Copy every one of the rows below word for word.

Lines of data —
* * * * * * *
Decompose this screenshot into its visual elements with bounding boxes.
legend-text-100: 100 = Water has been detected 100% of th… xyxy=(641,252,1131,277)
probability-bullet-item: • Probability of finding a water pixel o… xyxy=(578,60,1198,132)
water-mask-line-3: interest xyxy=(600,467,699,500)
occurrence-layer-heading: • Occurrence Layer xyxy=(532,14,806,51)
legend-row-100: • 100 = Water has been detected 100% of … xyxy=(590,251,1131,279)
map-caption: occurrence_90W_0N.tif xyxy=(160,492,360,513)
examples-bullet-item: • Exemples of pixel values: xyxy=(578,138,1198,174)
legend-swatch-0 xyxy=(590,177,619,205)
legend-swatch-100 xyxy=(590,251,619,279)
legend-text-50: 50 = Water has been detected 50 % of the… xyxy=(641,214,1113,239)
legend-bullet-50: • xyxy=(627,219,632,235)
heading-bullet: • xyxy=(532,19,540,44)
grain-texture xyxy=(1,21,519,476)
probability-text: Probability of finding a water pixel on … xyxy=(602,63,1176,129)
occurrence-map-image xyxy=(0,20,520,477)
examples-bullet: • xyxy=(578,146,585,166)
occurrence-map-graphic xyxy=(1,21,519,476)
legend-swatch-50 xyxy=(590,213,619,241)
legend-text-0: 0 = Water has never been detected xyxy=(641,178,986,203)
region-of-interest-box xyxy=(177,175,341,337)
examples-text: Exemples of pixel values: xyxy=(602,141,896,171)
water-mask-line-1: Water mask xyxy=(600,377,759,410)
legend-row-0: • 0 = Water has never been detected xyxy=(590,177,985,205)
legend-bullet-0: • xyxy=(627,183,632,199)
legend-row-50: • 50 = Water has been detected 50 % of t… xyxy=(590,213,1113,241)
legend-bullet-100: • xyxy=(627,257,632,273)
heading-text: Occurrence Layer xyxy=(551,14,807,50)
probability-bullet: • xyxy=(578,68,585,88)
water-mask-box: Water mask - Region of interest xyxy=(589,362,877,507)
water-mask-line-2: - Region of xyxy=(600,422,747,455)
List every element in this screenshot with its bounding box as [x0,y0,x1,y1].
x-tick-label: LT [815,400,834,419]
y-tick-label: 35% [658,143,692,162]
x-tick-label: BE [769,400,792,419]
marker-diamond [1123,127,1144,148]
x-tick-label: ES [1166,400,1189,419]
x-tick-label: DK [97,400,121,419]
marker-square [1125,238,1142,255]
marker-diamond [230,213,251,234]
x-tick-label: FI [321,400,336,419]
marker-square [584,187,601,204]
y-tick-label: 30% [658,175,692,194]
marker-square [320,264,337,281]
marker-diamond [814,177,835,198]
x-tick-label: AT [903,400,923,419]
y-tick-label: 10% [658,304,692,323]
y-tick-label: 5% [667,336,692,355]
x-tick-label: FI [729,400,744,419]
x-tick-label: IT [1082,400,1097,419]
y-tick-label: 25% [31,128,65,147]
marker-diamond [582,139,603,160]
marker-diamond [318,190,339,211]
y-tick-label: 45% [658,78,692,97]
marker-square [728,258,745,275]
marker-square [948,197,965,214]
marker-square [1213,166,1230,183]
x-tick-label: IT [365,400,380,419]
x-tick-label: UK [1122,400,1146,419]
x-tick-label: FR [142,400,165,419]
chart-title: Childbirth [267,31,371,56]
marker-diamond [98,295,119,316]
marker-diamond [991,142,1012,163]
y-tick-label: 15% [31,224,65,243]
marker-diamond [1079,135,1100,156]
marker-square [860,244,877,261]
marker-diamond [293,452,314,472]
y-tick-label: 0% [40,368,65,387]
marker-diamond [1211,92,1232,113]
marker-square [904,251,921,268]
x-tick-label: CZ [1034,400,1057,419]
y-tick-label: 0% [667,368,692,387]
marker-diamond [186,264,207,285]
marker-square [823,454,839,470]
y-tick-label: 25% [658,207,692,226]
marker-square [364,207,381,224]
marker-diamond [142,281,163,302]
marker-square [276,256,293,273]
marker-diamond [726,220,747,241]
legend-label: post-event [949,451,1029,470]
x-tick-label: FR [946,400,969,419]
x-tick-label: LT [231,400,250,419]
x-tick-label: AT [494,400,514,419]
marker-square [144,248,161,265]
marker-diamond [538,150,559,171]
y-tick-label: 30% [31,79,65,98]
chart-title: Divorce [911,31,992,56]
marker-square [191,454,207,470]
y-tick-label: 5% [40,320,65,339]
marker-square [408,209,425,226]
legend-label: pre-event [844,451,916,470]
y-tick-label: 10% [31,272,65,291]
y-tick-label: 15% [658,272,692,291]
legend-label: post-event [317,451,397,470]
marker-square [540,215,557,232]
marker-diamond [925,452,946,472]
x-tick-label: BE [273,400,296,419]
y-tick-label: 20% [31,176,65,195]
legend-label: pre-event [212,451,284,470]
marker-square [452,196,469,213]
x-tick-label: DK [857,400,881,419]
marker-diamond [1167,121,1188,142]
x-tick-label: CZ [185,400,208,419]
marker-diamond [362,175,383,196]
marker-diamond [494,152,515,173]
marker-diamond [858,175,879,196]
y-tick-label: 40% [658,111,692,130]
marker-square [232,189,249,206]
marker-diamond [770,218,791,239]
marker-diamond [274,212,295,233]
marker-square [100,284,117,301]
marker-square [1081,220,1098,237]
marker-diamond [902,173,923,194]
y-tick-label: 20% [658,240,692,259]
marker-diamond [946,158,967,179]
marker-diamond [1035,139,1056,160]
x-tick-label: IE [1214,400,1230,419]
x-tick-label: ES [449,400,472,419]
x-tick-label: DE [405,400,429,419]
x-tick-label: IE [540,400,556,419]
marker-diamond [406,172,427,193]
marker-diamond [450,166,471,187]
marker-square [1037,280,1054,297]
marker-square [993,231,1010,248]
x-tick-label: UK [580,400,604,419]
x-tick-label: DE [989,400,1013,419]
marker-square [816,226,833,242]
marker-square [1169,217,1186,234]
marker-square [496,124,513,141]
* * * * * * *
Task solution —
Decompose this screenshot into its visual elements with bounding boxes.
legend-text-100: 100 = Water has been detected 100% of th… xyxy=(641,252,1131,277)
probability-bullet-item: • Probability of finding a water pixel o… xyxy=(578,60,1198,132)
water-mask-line-3: interest xyxy=(600,467,699,500)
occurrence-layer-heading: • Occurrence Layer xyxy=(532,14,806,51)
legend-row-100: • 100 = Water has been detected 100% of … xyxy=(590,251,1131,279)
map-caption: occurrence_90W_0N.tif xyxy=(160,492,360,513)
examples-bullet-item: • Exemples of pixel values: xyxy=(578,138,1198,174)
legend-swatch-0 xyxy=(590,177,619,205)
legend-swatch-100 xyxy=(590,251,619,279)
legend-text-50: 50 = Water has been detected 50 % of the… xyxy=(641,214,1113,239)
legend-bullet-50: • xyxy=(627,219,632,235)
heading-bullet: • xyxy=(532,19,540,44)
grain-texture xyxy=(1,21,519,476)
probability-text: Probability of finding a water pixel on … xyxy=(602,63,1176,129)
occurrence-map-image xyxy=(0,20,520,477)
examples-bullet: • xyxy=(578,146,585,166)
occurrence-map-graphic xyxy=(1,21,519,476)
legend-swatch-50 xyxy=(590,213,619,241)
legend-text-0: 0 = Water has never been detected xyxy=(641,178,986,203)
region-of-interest-box xyxy=(177,175,341,337)
examples-text: Exemples of pixel values: xyxy=(602,141,896,171)
water-mask-line-1: Water mask xyxy=(600,377,759,410)
legend-row-0: • 0 = Water has never been detected xyxy=(590,177,985,205)
legend-bullet-0: • xyxy=(627,183,632,199)
legend-row-50: • 50 = Water has been detected 50 % of t… xyxy=(590,213,1113,241)
legend-bullet-100: • xyxy=(627,257,632,273)
heading-text: Occurrence Layer xyxy=(551,14,807,50)
probability-bullet: • xyxy=(578,68,585,88)
water-mask-box: Water mask - Region of interest xyxy=(589,362,877,507)
water-mask-line-2: - Region of xyxy=(600,422,747,455)
List every element in this screenshot with its bounding box as [x0,y0,x1,y1].
x-tick-label: LT [815,400,834,419]
y-tick-label: 35% [658,143,692,162]
x-tick-label: BE [769,400,792,419]
marker-diamond [1123,127,1144,148]
x-tick-label: ES [1166,400,1189,419]
x-tick-label: DK [97,400,121,419]
marker-square [1125,238,1142,255]
marker-diamond [230,213,251,234]
x-tick-label: FI [321,400,336,419]
marker-square [584,187,601,204]
y-tick-label: 30% [658,175,692,194]
marker-square [320,264,337,281]
marker-diamond [814,177,835,198]
x-tick-label: AT [903,400,923,419]
y-tick-label: 10% [658,304,692,323]
y-tick-label: 5% [667,336,692,355]
x-tick-label: FI [729,400,744,419]
x-tick-label: IT [1082,400,1097,419]
y-tick-label: 25% [31,128,65,147]
marker-diamond [582,139,603,160]
marker-diamond [318,190,339,211]
y-tick-label: 45% [658,78,692,97]
marker-square [728,258,745,275]
marker-square [948,197,965,214]
marker-square [1213,166,1230,183]
x-tick-label: IT [365,400,380,419]
x-tick-label: UK [1122,400,1146,419]
x-tick-label: FR [142,400,165,419]
chart-title: Childbirth [267,31,371,56]
marker-diamond [98,295,119,316]
marker-diamond [991,142,1012,163]
y-tick-label: 15% [31,224,65,243]
marker-diamond [1079,135,1100,156]
marker-square [860,244,877,261]
marker-diamond [293,452,314,472]
y-tick-label: 0% [40,368,65,387]
marker-diamond [1211,92,1232,113]
marker-square [904,251,921,268]
x-tick-label: CZ [1034,400,1057,419]
y-tick-label: 0% [667,368,692,387]
marker-diamond [186,264,207,285]
marker-square [823,454,839,470]
y-tick-label: 25% [658,207,692,226]
marker-square [364,207,381,224]
marker-diamond [142,281,163,302]
marker-square [276,256,293,273]
marker-diamond [726,220,747,241]
legend-label: post-event [949,451,1029,470]
x-tick-label: FR [946,400,969,419]
x-tick-label: LT [231,400,250,419]
x-tick-label: AT [494,400,514,419]
marker-square [144,248,161,265]
marker-diamond [538,150,559,171]
y-tick-label: 30% [31,79,65,98]
chart-title: Divorce [911,31,992,56]
marker-square [191,454,207,470]
y-tick-label: 5% [40,320,65,339]
marker-square [408,209,425,226]
legend-label: pre-event [844,451,916,470]
y-tick-label: 10% [31,272,65,291]
y-tick-label: 15% [658,272,692,291]
legend-label: post-event [317,451,397,470]
marker-square [540,215,557,232]
marker-diamond [925,452,946,472]
x-tick-label: BE [273,400,296,419]
y-tick-label: 20% [31,176,65,195]
legend-label: pre-event [212,451,284,470]
marker-square [452,196,469,213]
x-tick-label: DK [857,400,881,419]
marker-diamond [1167,121,1188,142]
x-tick-label: CZ [185,400,208,419]
marker-diamond [362,175,383,196]
marker-diamond [494,152,515,173]
marker-diamond [858,175,879,196]
y-tick-label: 40% [658,111,692,130]
marker-square [232,189,249,206]
marker-diamond [770,218,791,239]
marker-diamond [274,212,295,233]
marker-square [100,284,117,301]
marker-square [1081,220,1098,237]
marker-diamond [902,173,923,194]
y-tick-label: 20% [658,240,692,259]
marker-diamond [946,158,967,179]
marker-diamond [1035,139,1056,160]
x-tick-label: IE [1214,400,1230,419]
x-tick-label: ES [449,400,472,419]
x-tick-label: DE [405,400,429,419]
x-tick-label: IE [540,400,556,419]
marker-diamond [406,172,427,193]
marker-diamond [450,166,471,187]
marker-square [1037,280,1054,297]
marker-square [993,231,1010,248]
x-tick-label: UK [580,400,604,419]
x-tick-label: DE [989,400,1013,419]
marker-square [816,226,833,242]
marker-square [1169,217,1186,234]
marker-square [496,124,513,141]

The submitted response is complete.